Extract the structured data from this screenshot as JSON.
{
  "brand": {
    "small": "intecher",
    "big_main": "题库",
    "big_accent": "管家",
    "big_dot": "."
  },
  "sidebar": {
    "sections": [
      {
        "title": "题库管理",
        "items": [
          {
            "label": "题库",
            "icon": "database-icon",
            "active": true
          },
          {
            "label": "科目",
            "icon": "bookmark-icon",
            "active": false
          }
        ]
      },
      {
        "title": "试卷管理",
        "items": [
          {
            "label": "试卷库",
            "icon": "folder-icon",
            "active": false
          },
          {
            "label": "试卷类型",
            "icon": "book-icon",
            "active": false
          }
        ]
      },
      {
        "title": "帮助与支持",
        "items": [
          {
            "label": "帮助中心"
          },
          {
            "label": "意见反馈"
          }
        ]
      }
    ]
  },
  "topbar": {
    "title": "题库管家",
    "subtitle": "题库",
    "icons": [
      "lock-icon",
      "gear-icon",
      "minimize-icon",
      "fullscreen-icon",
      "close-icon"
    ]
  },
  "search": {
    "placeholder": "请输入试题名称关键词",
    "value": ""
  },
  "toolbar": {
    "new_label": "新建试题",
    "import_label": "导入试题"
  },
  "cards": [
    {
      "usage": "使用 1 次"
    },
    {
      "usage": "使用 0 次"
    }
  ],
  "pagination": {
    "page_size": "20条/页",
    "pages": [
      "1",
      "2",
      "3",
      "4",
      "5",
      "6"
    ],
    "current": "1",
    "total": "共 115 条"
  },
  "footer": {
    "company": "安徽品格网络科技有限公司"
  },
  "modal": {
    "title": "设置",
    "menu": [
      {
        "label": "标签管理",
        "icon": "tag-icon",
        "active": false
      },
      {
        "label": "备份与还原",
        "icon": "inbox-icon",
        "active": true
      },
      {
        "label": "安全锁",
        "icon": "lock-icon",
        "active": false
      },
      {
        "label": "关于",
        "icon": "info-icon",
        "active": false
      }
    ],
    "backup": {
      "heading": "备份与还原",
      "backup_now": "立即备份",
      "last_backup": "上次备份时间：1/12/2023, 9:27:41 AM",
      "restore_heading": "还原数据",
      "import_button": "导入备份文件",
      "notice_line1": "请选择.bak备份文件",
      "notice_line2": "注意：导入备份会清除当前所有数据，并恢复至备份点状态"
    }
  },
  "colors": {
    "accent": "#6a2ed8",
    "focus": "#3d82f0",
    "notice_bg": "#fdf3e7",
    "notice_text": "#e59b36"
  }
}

....

(The request): Write the data from above out again, exactly.

(Answer to this task):
Extract the structured data from this screenshot as JSON.
{
  "brand": {
    "small": "intecher",
    "big_main": "题库",
    "big_accent": "管家",
    "big_dot": "."
  },
  "sidebar": {
    "sections": [
      {
        "title": "题库管理",
        "items": [
          {
            "label": "题库",
            "icon": "database-icon",
            "active": true
          },
          {
            "label": "科目",
            "icon": "bookmark-icon",
            "active": false
          }
        ]
      },
      {
        "title": "试卷管理",
        "items": [
          {
            "label": "试卷库",
            "icon": "folder-icon",
            "active": false
          },
          {
            "label": "试卷类型",
            "icon": "book-icon",
            "active": false
          }
        ]
      },
      {
        "title": "帮助与支持",
        "items": [
          {
            "label": "帮助中心"
          },
          {
            "label": "意见反馈"
          }
        ]
      }
    ]
  },
  "topbar": {
    "title": "题库管家",
    "subtitle": "题库",
    "icons": [
      "lock-icon",
      "gear-icon",
      "minimize-icon",
      "fullscreen-icon",
      "close-icon"
    ]
  },
  "search": {
    "placeholder": "请输入试题名称关键词",
    "value": ""
  },
  "toolbar": {
    "new_label": "新建试题",
    "import_label": "导入试题"
  },
  "cards": [
    {
      "usage": "使用 1 次"
    },
    {
      "usage": "使用 0 次"
    }
  ],
  "pagination": {
    "page_size": "20条/页",
    "pages": [
      "1",
      "2",
      "3",
      "4",
      "5",
      "6"
    ],
    "current": "1",
    "total": "共 115 条"
  },
  "footer": {
    "company": "安徽品格网络科技有限公司"
  },
  "modal": {
    "title": "设置",
    "menu": [
      {
        "label": "标签管理",
        "icon": "tag-icon",
        "active": false
      },
      {
        "label": "备份与还原",
        "icon": "inbox-icon",
        "active": true
      },
      {
        "label": "安全锁",
        "icon": "lock-icon",
        "active": false
      },
      {
        "label": "关于",
        "icon": "info-icon",
        "active": false
      }
    ],
    "backup": {
      "heading": "备份与还原",
      "backup_now": "立即备份",
      "last_backup": "上次备份时间：1/12/2023, 9:27:41 AM",
      "restore_heading": "还原数据",
      "import_button": "导入备份文件",
      "notice_line1": "请选择.bak备份文件",
      "notice_line2": "注意：导入备份会清除当前所有数据，并恢复至备份点状态"
    }
  },
  "colors": {
    "accent": "#6a2ed8",
    "focus": "#3d82f0",
    "notice_bg": "#fdf3e7",
    "notice_text": "#e59b36"
  }
}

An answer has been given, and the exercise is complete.